== WHAT TO PRODUCE ==
Gather every line of the entries that includes the word "name".

== Records about charts and figures ==

□ □ □

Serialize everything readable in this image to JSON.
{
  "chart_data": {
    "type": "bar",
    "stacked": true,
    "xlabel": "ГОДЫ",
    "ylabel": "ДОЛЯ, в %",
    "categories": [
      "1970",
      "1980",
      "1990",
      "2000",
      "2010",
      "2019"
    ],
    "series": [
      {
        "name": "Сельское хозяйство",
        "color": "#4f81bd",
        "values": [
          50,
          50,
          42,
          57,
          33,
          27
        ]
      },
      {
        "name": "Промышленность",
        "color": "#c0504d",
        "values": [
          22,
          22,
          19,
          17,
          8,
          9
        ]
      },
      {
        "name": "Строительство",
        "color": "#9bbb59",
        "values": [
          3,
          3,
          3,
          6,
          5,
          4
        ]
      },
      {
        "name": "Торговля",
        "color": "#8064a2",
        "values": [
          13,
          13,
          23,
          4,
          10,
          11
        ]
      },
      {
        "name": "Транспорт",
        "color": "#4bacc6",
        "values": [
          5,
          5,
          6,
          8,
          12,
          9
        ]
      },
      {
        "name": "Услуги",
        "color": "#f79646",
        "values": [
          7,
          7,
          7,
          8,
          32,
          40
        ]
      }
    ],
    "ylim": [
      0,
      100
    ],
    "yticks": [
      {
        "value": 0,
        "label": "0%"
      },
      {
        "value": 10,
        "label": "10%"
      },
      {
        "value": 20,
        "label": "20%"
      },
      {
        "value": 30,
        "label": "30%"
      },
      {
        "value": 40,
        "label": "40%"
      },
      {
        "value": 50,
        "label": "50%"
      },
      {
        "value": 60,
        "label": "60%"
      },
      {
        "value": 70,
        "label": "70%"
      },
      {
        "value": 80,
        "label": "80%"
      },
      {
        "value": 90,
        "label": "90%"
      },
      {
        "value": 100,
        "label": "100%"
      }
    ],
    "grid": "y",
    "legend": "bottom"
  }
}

□ □ □

== IN RESPONSE ==
        "name": "Сельское хозяйство",
        "name": "Промышленность",
        "name": "Строительство",
        "name": "Торговля",
        "name": "Транспорт",
        "name": "Услуги",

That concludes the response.